Given instruction >> Locate the line that contains "Type out the text in this image.", then copy it and all later lines of the data below exactly, through the last one.

Stored records:
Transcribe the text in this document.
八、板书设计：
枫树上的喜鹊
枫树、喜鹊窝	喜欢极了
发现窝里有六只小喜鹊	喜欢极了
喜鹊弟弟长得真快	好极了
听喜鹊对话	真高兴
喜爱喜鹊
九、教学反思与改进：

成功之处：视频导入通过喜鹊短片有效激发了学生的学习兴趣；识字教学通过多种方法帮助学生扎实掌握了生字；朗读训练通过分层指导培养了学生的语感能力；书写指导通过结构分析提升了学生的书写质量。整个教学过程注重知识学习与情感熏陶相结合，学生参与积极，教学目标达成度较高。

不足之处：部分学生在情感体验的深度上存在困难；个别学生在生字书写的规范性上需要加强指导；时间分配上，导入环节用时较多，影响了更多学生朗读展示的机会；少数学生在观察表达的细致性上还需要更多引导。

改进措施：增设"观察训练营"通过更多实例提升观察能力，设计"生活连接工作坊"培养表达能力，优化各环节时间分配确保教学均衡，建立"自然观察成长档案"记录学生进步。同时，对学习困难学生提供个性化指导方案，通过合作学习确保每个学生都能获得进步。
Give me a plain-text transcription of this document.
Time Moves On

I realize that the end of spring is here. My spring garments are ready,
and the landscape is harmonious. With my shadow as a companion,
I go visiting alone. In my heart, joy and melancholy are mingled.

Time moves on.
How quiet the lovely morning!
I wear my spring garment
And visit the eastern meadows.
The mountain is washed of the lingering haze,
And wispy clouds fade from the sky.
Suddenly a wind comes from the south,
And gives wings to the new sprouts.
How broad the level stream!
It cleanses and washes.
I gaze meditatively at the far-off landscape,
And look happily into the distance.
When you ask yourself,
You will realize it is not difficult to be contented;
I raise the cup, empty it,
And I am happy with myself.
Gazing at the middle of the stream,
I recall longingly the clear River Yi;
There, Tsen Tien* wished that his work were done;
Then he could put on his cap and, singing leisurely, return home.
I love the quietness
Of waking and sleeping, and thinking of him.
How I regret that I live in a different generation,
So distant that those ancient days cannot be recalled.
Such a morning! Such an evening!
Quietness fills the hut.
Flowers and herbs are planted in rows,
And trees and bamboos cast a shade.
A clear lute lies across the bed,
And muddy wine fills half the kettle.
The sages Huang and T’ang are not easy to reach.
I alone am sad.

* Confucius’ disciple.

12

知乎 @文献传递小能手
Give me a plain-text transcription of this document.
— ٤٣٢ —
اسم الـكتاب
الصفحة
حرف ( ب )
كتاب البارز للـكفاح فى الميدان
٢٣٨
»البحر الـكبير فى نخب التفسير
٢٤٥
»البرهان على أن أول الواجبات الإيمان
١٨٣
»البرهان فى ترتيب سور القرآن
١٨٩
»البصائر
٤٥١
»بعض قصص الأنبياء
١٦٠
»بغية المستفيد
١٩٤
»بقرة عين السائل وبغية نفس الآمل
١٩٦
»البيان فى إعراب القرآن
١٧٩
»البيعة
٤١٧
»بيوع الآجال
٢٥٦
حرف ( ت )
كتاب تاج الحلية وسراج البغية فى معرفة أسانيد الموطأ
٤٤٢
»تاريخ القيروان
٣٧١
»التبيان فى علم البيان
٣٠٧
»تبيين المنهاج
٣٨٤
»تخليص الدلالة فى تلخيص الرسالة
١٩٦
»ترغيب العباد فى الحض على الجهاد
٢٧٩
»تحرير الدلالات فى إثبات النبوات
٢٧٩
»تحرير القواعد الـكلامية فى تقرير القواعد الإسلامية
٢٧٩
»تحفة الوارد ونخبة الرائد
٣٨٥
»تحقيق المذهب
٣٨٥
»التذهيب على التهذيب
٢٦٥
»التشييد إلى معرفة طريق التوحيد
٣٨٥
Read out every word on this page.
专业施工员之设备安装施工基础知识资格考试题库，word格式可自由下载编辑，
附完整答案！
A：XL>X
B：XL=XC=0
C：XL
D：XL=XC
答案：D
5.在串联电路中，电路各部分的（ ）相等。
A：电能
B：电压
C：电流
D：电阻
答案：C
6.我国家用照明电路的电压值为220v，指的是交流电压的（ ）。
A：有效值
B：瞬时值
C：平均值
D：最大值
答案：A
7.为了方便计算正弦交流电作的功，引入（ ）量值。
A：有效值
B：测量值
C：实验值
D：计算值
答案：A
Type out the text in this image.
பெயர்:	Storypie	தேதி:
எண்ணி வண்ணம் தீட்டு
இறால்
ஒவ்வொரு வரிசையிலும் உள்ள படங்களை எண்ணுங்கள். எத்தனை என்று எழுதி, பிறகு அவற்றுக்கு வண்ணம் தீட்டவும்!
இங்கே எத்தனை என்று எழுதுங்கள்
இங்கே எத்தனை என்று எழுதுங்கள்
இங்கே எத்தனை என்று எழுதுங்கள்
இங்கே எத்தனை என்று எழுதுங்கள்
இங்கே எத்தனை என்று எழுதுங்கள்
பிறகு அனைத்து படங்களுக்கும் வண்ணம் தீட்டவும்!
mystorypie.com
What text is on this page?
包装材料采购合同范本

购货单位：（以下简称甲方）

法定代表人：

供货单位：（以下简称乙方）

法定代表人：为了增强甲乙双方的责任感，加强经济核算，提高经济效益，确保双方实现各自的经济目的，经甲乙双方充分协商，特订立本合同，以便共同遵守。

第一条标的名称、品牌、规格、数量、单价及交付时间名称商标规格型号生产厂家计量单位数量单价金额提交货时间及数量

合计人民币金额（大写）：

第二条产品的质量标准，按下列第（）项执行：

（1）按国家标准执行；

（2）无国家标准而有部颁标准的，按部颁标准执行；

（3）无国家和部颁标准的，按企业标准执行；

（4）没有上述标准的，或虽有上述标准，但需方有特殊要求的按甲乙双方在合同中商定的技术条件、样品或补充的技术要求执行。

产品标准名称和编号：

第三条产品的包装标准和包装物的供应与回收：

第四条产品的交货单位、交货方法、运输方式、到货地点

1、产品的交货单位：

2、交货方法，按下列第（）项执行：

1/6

Task result >>
Type out the text in this image.
பெயர்:	Storypie	தேதி:
எண்ணி வண்ணம் தீட்டு
இறால்
ஒவ்வொரு வரிசையிலும் உள்ள படங்களை எண்ணுங்கள். எத்தனை என்று எழுதி, பிறகு அவற்றுக்கு வண்ணம் தீட்டவும்!
இங்கே எத்தனை என்று எழுதுங்கள்
இங்கே எத்தனை என்று எழுதுங்கள்
இங்கே எத்தனை என்று எழுதுங்கள்
இங்கே எத்தனை என்று எழுதுங்கள்
இங்கே எத்தனை என்று எழுதுங்கள்
பிறகு அனைத்து படங்களுக்கும் வண்ணம் தீட்டவும்!
mystorypie.com
What text is on this page?
包装材料采购合同范本

购货单位：（以下简称甲方）

法定代表人：

供货单位：（以下简称乙方）

法定代表人：为了增强甲乙双方的责任感，加强经济核算，提高经济效益，确保双方实现各自的经济目的，经甲乙双方充分协商，特订立本合同，以便共同遵守。

第一条标的名称、品牌、规格、数量、单价及交付时间名称商标规格型号生产厂家计量单位数量单价金额提交货时间及数量

合计人民币金额（大写）：

第二条产品的质量标准，按下列第（）项执行：

（1）按国家标准执行；

（2）无国家标准而有部颁标准的，按部颁标准执行；

（3）无国家和部颁标准的，按企业标准执行；

（4）没有上述标准的，或虽有上述标准，但需方有特殊要求的按甲乙双方在合同中商定的技术条件、样品或补充的技术要求执行。

产品标准名称和编号：

第三条产品的包装标准和包装物的供应与回收：

第四条产品的交货单位、交货方法、运输方式、到货地点

1、产品的交货单位：

2、交货方法，按下列第（）项执行：

1/6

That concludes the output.